Rows from a figure dataset
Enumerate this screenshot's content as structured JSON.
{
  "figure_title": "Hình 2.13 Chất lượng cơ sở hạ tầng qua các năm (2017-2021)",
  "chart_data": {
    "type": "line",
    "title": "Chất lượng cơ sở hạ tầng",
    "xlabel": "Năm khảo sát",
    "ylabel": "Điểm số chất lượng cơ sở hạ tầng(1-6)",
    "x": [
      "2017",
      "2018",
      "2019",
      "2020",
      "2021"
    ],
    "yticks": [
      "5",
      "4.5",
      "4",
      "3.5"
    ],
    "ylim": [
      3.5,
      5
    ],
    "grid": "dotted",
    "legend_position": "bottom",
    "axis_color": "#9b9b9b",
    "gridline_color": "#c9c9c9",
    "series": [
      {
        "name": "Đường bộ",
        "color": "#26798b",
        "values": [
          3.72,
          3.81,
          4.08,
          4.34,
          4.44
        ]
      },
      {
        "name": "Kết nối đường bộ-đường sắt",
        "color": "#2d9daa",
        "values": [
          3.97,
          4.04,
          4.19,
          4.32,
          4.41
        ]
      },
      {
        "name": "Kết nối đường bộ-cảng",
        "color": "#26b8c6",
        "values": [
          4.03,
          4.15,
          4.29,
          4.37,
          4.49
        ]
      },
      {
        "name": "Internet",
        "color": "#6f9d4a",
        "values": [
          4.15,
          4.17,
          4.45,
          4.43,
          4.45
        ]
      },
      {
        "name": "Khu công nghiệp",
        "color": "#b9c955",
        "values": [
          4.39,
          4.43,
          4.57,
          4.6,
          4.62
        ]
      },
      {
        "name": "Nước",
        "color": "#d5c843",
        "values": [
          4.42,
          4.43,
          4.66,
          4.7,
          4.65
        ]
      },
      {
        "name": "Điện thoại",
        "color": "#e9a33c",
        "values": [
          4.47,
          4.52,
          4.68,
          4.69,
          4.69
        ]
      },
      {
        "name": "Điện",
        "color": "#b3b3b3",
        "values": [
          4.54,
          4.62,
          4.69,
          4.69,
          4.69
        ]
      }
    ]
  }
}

The problem:
Reply with nothing but a number: how many lines of the entries above contain the string "tầng"?

Solution:
3